» **Task goal**
Identify the lines containing the word "Save". Copy each one.

## BEGIN

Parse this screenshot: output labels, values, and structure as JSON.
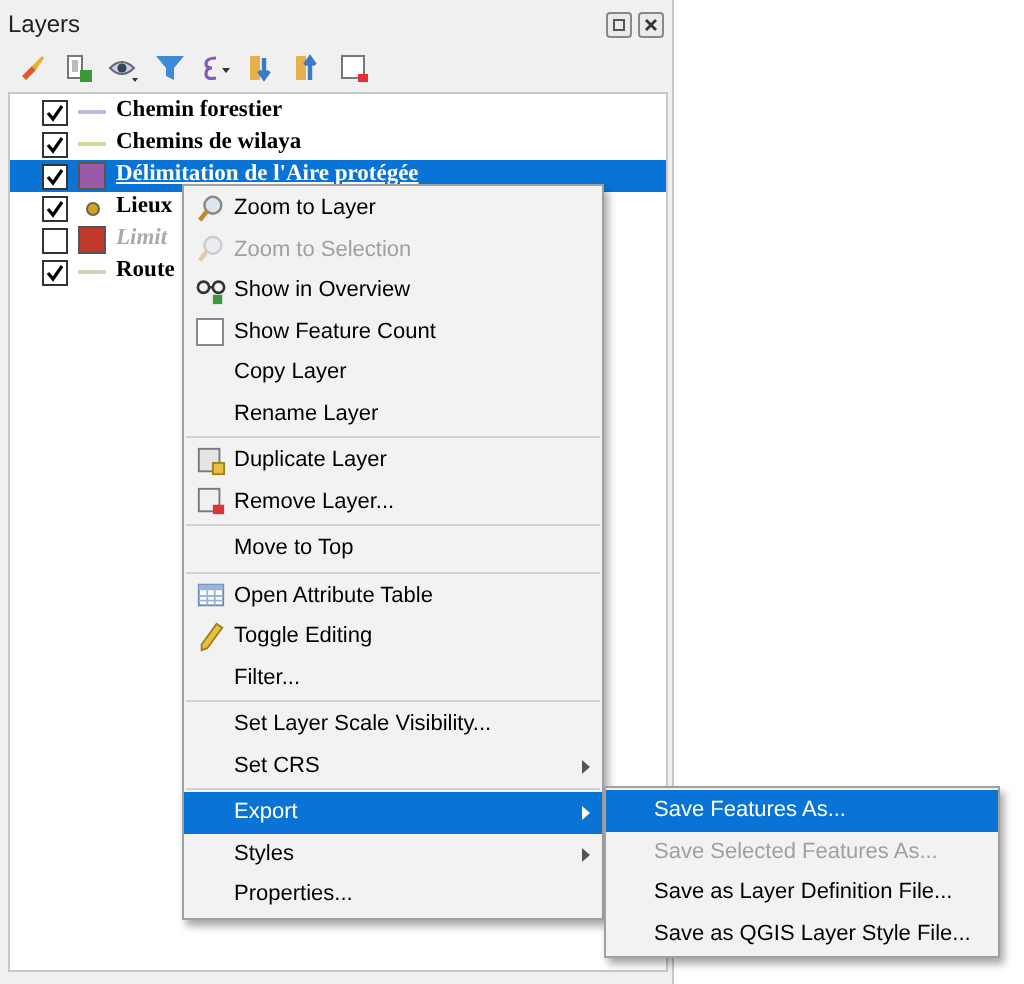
{
  "panel": {
    "title": "Layers"
  },
  "toolbar": [
    {
      "kind": "brush"
    },
    {
      "kind": "add"
    },
    {
      "kind": "eye"
    },
    {
      "kind": "filter"
    },
    {
      "kind": "epsilon"
    },
    {
      "kind": "expand"
    },
    {
      "kind": "collapse"
    },
    {
      "kind": "remove"
    }
  ],
  "layers": [
    {
      "name": "Chemin forestier",
      "checked": true,
      "kind": "line",
      "color": "#c9b6e4",
      "selected": false
    },
    {
      "name": "Chemins de wilaya",
      "checked": true,
      "kind": "line",
      "color": "#c8dc9c",
      "selected": false
    },
    {
      "name": "Délimitation de l'Aire protégée",
      "checked": true,
      "kind": "fill",
      "color": "#9b5aa6",
      "selected": true
    },
    {
      "name": "Lieux",
      "checked": true,
      "kind": "point",
      "color": "#d6a21e",
      "selected": false
    },
    {
      "name": "Limit",
      "checked": false,
      "kind": "fill",
      "color": "#c0392b",
      "selected": false
    },
    {
      "name": "Route",
      "checked": true,
      "kind": "line",
      "color": "#d9d2ba",
      "selected": false
    }
  ],
  "context_menu": {
    "items": [
      {
        "label": "Zoom to Layer",
        "kind": "zoom",
        "disabled": false,
        "selected": false
      },
      {
        "label": "Zoom to Selection",
        "kind": "zoom",
        "disabled": true,
        "selected": false
      },
      {
        "label": "Show in Overview",
        "kind": "overview",
        "disabled": false,
        "selected": false
      },
      {
        "label": "Show Feature Count",
        "kind": "checkbox",
        "checked": false,
        "disabled": false,
        "selected": false
      },
      {
        "label": "Copy Layer",
        "disabled": false,
        "selected": false
      },
      {
        "label": "Rename Layer",
        "disabled": false,
        "selected": false,
        "separator_after": true
      },
      {
        "label": "Duplicate Layer",
        "kind": "duplicate",
        "disabled": false,
        "selected": false
      },
      {
        "label": "Remove Layer...",
        "kind": "remove",
        "disabled": false,
        "selected": false,
        "separator_after": true
      },
      {
        "label": "Move to Top",
        "disabled": false,
        "selected": false,
        "separator_after": true
      },
      {
        "label": "Open Attribute Table",
        "kind": "table",
        "disabled": false,
        "selected": false
      },
      {
        "label": "Toggle Editing",
        "kind": "pencil",
        "disabled": false,
        "selected": false
      },
      {
        "label": "Filter...",
        "disabled": false,
        "selected": false,
        "separator_after": true
      },
      {
        "label": "Set Layer Scale Visibility...",
        "disabled": false,
        "selected": false
      },
      {
        "label": "Set CRS",
        "submenu": true,
        "disabled": false,
        "selected": false,
        "separator_after": true
      },
      {
        "label": "Export",
        "submenu": true,
        "disabled": false,
        "selected": true
      },
      {
        "label": "Styles",
        "submenu": true,
        "disabled": false,
        "selected": false
      },
      {
        "label": "Properties...",
        "disabled": false,
        "selected": false
      }
    ]
  },
  "submenu": {
    "items": [
      {
        "label": "Save Features As...",
        "disabled": false,
        "selected": true
      },
      {
        "label": "Save Selected Features As...",
        "disabled": true,
        "selected": false
      },
      {
        "label": "Save as Layer Definition File...",
        "disabled": false,
        "selected": false
      },
      {
        "label": "Save as QGIS Layer Style File...",
        "disabled": false,
        "selected": false
      }
    ]
  }
}
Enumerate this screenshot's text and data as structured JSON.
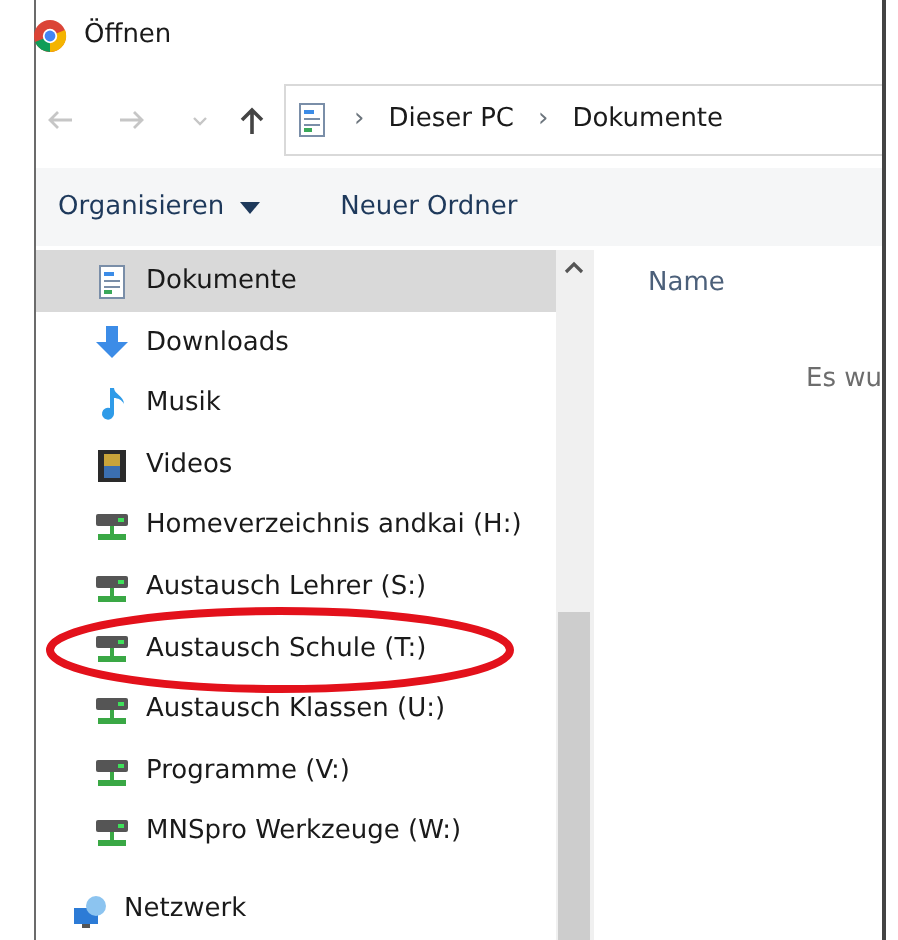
{
  "window": {
    "title": "Öffnen"
  },
  "address_bar": {
    "path": [
      "Dieser PC",
      "Dokumente"
    ],
    "separator": "›"
  },
  "toolbar": {
    "organize": "Organisieren",
    "new_folder": "Neuer Ordner"
  },
  "sidebar": {
    "items": [
      {
        "label": "Dokumente",
        "kind": "document",
        "selected": true,
        "circled": false
      },
      {
        "label": "Downloads",
        "kind": "download",
        "selected": false,
        "circled": false
      },
      {
        "label": "Musik",
        "kind": "music",
        "selected": false,
        "circled": false
      },
      {
        "label": "Videos",
        "kind": "video",
        "selected": false,
        "circled": false
      },
      {
        "label": "Homeverzeichnis andkai (H:)",
        "kind": "drive",
        "selected": false,
        "circled": false
      },
      {
        "label": "Austausch Lehrer (S:)",
        "kind": "drive",
        "selected": false,
        "circled": false
      },
      {
        "label": "Austausch Schule (T:)",
        "kind": "drive",
        "selected": false,
        "circled": true
      },
      {
        "label": "Austausch Klassen (U:)",
        "kind": "drive",
        "selected": false,
        "circled": false
      },
      {
        "label": "Programme (V:)",
        "kind": "drive",
        "selected": false,
        "circled": false
      },
      {
        "label": "MNSpro Werkzeuge (W:)",
        "kind": "drive",
        "selected": false,
        "circled": false
      }
    ],
    "network": {
      "label": "Netzwerk"
    }
  },
  "file_list": {
    "column_header": "Name",
    "empty_message": "Es wu"
  }
}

## END

» **Complete answer**
        "label": "Save Features As...",
        "label": "Save Selected Features As...",
        "label": "Save as Layer Definition File...",
        "label": "Save as QGIS Layer Style File...",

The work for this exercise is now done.